§ Task prompt
In the entries below, count every line containing "Score". Reply with the number alone.

§ Given data
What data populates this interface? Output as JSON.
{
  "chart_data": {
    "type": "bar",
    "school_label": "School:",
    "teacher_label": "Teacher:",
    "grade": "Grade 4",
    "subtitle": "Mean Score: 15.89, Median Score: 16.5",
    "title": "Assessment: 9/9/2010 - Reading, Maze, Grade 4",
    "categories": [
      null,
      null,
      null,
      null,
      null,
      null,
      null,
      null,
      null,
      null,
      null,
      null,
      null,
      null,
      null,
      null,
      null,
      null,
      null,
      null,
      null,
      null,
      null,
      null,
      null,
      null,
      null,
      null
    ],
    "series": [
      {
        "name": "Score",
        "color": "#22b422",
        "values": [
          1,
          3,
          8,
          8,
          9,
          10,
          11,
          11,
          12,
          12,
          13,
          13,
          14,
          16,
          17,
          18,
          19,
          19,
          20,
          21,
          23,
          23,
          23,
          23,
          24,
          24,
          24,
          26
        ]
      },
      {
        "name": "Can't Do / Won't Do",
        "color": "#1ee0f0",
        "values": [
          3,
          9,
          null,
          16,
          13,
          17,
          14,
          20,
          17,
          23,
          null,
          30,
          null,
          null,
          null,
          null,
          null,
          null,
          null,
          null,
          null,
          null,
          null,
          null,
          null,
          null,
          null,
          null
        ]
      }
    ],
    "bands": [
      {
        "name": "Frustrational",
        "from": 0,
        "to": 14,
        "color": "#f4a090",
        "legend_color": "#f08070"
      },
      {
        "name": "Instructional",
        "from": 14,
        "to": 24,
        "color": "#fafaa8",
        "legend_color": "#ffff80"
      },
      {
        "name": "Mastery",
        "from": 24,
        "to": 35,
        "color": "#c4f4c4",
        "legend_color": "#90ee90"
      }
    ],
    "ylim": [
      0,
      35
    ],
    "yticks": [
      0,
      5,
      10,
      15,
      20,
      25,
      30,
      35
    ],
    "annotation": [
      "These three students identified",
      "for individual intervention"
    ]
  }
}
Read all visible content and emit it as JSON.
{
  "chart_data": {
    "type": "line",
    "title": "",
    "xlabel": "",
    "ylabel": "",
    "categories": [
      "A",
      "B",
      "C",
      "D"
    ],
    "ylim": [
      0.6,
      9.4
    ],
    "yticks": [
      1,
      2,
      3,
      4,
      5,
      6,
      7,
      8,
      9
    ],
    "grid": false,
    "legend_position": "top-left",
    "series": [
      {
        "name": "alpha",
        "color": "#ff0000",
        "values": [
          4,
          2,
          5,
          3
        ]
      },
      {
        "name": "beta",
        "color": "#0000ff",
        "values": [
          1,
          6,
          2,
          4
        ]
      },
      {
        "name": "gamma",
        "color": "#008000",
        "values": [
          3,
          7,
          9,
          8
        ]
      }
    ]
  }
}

§ Solution to this task
2